» **WHAT IS BEING ASKED**: Look through the material below. Copy each line that contains the string "организацией".

○ ○ ○ ○

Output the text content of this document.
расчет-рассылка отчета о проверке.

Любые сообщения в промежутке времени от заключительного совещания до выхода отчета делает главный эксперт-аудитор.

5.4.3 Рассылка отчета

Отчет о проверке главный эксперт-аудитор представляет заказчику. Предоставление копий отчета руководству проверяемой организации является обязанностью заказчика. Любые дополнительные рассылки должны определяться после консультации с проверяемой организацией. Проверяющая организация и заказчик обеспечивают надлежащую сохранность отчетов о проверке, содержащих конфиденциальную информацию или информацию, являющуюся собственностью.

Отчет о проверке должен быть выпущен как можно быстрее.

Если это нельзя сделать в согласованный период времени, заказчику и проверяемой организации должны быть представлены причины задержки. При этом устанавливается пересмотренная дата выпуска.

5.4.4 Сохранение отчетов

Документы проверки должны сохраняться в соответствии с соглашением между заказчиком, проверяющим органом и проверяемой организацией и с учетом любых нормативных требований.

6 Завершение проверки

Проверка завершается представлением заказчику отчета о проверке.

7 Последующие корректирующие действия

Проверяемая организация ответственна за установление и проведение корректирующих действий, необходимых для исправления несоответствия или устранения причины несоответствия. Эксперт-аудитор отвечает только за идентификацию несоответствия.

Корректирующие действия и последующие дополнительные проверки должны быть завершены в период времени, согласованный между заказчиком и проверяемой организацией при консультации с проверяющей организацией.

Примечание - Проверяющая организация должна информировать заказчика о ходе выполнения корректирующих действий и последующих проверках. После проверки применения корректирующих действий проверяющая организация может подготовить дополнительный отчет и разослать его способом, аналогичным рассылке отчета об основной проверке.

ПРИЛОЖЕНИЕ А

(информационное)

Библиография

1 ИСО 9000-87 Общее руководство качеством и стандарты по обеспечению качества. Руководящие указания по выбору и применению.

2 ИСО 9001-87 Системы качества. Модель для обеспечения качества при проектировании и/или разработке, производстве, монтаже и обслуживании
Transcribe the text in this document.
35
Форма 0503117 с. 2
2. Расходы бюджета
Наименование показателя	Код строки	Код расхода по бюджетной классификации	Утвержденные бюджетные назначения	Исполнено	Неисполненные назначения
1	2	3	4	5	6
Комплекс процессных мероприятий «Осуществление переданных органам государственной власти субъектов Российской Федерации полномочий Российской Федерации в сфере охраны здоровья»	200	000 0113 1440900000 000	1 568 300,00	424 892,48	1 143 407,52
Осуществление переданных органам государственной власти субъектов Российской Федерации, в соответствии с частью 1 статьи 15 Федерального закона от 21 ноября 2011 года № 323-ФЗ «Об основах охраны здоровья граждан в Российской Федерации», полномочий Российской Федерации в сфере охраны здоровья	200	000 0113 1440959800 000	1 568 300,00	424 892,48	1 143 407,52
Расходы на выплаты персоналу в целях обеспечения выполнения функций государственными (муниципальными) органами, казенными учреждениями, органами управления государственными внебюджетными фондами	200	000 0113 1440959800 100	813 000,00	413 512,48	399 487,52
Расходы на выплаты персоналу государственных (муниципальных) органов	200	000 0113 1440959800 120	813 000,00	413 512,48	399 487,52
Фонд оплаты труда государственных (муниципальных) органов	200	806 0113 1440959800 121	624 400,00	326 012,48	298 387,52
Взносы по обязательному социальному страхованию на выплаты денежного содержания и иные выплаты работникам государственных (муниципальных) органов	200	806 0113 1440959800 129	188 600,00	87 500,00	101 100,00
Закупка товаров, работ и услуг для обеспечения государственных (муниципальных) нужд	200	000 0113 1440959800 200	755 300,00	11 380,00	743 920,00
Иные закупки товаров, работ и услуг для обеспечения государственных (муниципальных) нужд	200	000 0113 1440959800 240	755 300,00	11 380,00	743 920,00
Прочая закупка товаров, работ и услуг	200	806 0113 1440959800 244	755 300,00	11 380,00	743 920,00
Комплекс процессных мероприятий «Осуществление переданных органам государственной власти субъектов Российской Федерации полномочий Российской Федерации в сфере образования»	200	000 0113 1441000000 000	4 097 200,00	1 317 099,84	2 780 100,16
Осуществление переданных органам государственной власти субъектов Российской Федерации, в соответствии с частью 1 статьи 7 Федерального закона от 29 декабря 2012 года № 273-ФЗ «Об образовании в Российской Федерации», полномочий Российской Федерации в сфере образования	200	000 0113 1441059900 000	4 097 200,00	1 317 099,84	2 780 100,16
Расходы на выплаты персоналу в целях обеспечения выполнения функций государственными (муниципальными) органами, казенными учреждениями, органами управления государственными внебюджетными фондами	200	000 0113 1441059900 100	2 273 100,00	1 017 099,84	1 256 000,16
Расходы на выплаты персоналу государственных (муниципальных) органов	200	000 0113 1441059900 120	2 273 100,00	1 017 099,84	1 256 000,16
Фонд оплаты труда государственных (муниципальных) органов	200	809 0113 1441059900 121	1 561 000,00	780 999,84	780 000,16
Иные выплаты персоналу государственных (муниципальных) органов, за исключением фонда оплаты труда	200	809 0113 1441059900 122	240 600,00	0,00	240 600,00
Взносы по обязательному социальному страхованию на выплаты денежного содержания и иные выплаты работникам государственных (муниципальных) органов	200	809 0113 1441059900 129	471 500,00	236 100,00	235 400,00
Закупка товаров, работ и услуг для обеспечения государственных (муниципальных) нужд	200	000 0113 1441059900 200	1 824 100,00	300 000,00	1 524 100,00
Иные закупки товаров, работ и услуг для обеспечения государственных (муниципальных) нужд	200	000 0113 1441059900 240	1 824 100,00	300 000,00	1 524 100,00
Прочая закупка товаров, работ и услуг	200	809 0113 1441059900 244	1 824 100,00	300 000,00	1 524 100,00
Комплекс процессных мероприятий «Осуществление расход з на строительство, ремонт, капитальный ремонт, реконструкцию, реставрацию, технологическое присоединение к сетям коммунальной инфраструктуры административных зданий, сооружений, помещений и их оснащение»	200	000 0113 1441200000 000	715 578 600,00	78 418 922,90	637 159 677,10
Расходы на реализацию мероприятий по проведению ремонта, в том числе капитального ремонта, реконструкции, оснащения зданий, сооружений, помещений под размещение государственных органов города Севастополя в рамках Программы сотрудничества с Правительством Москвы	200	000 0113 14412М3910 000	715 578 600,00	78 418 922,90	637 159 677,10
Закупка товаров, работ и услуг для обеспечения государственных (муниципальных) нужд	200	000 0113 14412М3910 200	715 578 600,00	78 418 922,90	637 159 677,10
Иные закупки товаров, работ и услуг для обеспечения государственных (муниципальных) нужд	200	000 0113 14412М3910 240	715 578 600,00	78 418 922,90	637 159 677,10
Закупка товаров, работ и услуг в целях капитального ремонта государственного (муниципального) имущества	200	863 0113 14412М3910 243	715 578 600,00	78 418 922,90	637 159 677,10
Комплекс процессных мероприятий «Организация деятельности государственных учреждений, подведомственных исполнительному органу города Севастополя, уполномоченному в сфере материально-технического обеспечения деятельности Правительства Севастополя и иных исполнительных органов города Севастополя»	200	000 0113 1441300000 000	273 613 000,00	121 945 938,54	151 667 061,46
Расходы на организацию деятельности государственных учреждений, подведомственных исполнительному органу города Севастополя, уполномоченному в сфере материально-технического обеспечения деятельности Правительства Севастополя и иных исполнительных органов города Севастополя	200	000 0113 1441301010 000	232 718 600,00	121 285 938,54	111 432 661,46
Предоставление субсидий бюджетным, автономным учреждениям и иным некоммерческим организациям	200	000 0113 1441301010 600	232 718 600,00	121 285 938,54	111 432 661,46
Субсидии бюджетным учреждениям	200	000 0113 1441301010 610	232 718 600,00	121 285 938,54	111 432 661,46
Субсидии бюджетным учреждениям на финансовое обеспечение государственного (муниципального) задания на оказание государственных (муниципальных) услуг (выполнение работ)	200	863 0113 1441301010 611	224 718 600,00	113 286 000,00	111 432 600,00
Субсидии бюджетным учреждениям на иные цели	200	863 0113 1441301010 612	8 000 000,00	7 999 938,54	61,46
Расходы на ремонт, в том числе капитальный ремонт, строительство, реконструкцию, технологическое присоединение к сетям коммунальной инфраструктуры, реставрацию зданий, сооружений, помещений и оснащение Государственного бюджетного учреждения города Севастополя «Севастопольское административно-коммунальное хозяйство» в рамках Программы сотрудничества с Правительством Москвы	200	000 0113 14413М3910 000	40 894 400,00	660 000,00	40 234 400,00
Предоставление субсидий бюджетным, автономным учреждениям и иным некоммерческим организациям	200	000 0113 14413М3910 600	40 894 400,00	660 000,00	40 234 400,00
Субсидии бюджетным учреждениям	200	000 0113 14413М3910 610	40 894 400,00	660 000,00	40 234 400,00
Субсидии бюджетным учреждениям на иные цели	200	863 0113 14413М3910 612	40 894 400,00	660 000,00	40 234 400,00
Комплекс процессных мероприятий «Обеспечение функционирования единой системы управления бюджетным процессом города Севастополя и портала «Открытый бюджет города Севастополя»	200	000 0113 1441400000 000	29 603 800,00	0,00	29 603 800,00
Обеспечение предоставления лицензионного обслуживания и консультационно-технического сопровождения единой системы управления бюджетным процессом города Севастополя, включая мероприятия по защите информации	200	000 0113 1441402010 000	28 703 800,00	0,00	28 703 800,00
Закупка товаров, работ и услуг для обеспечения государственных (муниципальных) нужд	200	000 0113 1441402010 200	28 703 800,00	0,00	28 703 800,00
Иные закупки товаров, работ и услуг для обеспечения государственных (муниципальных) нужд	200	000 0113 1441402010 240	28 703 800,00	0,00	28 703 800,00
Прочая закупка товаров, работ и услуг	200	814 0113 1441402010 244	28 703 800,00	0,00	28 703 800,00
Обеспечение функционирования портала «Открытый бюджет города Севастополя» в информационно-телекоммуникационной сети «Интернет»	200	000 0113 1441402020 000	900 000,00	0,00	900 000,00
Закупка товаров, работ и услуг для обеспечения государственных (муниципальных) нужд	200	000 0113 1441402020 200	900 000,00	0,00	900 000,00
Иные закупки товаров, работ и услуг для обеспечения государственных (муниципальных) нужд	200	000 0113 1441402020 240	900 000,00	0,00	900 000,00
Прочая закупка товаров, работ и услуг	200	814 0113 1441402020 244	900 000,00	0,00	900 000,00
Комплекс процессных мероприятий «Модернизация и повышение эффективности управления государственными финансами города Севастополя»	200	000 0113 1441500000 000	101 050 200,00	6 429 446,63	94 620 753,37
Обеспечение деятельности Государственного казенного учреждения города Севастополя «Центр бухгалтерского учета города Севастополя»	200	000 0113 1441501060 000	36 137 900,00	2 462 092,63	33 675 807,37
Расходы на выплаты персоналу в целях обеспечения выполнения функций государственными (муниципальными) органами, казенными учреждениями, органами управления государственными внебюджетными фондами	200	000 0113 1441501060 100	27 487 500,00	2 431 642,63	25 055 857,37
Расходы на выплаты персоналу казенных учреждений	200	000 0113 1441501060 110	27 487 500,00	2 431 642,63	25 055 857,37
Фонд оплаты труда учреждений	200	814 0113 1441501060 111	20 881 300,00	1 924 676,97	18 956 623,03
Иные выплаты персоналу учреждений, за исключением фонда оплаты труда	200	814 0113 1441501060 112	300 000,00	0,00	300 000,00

○ ○ ○ ○

» **PROBLEM SOLUTION**:
Отчет о проверке главный эксперт-аудитор представляет заказчику. Предоставление копий отчета руководству проверяемой организации является обязанностью заказчика. Любые дополнительные рассылки должны определяться после консультации с проверяемой организацией. Проверяющая организация и заказчик обеспечивают надлежащую сохранность отчетов о проверке, содержащих конфиденциальную информацию или информацию, являющуюся собственностью.
Документы проверки должны сохраняться в соответствии с соглашением между заказчиком, проверяющим органом и проверяемой организацией и с учетом любых нормативных требований.
Корректирующие действия и последующие дополнительные проверки должны быть завершены в период времени, согласованный между заказчиком и проверяемой организацией при консультации с проверяющей организацией.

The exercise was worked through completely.